• Task to complete
Gather the lines that hold the string "Blacks".

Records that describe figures
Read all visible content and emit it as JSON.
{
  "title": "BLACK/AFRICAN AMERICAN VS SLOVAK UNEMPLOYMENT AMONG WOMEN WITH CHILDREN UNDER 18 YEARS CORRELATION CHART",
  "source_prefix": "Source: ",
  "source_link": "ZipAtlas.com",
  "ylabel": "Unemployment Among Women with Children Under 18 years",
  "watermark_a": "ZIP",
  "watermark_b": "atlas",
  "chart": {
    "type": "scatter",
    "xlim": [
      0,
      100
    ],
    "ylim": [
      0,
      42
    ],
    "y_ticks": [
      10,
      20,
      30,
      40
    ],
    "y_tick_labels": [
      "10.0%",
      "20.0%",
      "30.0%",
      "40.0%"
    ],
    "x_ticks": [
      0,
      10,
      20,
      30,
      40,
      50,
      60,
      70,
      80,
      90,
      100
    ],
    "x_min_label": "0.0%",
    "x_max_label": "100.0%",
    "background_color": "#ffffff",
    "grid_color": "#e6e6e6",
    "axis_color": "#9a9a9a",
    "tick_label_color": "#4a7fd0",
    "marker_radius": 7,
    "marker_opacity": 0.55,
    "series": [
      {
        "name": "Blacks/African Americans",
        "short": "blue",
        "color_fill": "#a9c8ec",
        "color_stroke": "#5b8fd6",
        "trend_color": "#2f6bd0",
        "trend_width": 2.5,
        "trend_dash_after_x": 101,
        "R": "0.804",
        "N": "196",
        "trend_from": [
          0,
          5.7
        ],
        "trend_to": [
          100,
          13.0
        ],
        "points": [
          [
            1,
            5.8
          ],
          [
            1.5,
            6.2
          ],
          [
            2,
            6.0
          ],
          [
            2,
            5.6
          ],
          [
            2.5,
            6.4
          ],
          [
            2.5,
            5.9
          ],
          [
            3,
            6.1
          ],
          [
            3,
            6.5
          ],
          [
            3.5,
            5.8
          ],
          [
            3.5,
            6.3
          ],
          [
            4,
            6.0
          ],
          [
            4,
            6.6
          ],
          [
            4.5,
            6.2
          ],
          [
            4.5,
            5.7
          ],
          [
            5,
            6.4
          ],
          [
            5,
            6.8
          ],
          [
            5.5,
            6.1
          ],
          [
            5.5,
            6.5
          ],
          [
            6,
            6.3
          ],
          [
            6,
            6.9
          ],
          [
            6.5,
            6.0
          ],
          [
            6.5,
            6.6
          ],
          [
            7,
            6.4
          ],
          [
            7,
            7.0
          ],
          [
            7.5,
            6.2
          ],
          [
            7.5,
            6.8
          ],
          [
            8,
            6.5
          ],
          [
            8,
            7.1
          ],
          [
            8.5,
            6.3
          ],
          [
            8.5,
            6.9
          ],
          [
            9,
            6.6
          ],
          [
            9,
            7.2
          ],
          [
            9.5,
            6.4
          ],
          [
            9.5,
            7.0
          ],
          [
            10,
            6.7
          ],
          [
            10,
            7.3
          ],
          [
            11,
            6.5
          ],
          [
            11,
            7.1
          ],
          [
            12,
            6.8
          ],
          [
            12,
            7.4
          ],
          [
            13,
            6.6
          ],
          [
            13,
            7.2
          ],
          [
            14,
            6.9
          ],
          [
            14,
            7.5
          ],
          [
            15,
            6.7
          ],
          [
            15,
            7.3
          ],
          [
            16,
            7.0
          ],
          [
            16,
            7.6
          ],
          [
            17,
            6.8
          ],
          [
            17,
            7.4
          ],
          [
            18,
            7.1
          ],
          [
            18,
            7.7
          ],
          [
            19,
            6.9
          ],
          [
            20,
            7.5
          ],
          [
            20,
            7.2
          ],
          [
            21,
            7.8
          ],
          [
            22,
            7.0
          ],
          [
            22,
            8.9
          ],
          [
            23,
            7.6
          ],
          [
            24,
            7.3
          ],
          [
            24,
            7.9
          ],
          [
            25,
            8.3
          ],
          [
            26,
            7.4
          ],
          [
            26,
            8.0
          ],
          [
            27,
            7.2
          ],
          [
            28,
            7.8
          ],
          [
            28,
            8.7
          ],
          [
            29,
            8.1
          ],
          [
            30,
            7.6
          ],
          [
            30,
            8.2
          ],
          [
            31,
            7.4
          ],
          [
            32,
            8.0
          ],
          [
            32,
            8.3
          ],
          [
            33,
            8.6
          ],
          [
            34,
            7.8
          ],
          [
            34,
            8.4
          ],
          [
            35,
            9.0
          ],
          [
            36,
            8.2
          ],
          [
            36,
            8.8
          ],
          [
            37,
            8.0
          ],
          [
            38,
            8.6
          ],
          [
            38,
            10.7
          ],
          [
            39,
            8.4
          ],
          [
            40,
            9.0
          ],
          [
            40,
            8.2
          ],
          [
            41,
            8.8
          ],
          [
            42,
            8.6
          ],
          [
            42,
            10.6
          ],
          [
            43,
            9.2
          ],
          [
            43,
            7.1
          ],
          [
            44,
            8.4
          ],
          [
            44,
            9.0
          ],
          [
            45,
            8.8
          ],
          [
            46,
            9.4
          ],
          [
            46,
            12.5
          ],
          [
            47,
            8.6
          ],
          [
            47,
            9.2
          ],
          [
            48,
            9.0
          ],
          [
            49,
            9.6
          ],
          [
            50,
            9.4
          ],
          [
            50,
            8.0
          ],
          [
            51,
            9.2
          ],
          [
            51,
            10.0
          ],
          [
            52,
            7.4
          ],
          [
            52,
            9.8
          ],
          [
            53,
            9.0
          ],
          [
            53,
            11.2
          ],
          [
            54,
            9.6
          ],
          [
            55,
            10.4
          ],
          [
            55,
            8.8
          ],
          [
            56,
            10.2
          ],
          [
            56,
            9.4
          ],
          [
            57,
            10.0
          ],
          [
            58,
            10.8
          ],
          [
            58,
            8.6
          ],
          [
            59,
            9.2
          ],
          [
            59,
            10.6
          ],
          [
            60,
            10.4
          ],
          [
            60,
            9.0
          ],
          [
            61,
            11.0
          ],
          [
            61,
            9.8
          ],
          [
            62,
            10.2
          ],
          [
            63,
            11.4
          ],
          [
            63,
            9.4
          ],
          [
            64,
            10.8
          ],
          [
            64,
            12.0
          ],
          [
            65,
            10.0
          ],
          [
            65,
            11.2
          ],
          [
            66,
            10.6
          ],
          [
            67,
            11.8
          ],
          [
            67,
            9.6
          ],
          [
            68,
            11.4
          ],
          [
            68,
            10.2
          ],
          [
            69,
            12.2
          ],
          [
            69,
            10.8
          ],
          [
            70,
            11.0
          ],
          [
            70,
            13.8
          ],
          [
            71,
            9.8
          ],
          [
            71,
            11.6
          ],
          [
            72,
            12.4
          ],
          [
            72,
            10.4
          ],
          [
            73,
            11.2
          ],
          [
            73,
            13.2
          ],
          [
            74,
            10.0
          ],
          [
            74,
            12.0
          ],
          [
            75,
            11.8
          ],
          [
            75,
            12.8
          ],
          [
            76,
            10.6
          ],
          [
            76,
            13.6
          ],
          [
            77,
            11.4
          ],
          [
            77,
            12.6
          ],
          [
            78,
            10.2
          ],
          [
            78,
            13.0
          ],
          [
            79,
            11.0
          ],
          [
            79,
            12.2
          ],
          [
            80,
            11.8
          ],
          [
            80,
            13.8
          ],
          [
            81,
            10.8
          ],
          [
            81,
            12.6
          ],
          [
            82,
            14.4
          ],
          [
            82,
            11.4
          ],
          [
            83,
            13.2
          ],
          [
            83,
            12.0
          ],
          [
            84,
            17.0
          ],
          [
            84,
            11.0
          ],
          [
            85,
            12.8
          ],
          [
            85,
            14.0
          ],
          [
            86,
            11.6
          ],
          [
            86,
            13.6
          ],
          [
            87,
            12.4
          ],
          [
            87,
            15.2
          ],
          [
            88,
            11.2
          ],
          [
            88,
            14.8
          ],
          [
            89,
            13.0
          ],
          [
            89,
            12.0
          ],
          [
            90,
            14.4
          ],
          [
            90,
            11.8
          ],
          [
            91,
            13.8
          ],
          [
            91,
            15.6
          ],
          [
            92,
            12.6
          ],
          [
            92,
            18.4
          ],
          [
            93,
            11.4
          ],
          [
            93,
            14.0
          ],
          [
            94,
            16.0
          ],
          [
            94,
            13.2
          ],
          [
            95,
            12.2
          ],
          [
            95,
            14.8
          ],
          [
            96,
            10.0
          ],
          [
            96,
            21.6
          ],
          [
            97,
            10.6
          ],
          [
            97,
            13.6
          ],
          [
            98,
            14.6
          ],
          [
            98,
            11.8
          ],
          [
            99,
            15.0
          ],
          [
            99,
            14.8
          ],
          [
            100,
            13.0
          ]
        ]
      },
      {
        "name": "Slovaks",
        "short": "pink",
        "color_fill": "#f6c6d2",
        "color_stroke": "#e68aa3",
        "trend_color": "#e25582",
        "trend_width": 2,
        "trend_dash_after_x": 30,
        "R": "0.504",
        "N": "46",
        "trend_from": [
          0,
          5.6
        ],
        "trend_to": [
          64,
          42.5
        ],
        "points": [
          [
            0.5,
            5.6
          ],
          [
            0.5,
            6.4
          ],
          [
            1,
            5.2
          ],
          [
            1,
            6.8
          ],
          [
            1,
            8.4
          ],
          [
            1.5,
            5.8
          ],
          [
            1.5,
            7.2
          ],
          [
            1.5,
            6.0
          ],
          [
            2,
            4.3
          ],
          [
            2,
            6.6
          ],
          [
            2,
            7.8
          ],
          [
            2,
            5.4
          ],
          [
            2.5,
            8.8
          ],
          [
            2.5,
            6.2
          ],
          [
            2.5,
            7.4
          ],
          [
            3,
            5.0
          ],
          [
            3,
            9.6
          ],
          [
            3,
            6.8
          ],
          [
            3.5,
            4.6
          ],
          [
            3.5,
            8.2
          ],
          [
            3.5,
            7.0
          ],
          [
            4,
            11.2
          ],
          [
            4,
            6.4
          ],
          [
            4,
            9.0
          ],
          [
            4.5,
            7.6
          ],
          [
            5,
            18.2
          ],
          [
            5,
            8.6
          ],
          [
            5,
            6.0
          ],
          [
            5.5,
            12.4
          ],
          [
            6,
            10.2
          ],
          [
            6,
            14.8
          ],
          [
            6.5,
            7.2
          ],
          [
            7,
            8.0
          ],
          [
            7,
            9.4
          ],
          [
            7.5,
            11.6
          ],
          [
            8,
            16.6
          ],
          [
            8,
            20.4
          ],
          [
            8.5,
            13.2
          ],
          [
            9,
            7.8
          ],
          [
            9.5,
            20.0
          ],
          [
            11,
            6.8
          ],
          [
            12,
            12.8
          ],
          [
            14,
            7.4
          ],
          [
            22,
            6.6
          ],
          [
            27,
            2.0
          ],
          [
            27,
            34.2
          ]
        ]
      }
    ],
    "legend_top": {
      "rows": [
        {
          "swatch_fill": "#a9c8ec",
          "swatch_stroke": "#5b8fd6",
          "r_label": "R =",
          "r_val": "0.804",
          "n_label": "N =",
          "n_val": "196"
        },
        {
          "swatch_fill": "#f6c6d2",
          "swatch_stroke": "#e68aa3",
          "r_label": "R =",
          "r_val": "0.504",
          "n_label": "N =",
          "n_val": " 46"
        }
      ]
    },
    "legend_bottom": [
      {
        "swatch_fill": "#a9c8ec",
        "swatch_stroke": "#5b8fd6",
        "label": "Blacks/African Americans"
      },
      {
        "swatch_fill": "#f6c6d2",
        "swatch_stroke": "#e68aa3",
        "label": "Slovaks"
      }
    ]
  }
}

• Correct result
        "name": "Blacks/African Americans",
        "label": "Blacks/African Americans"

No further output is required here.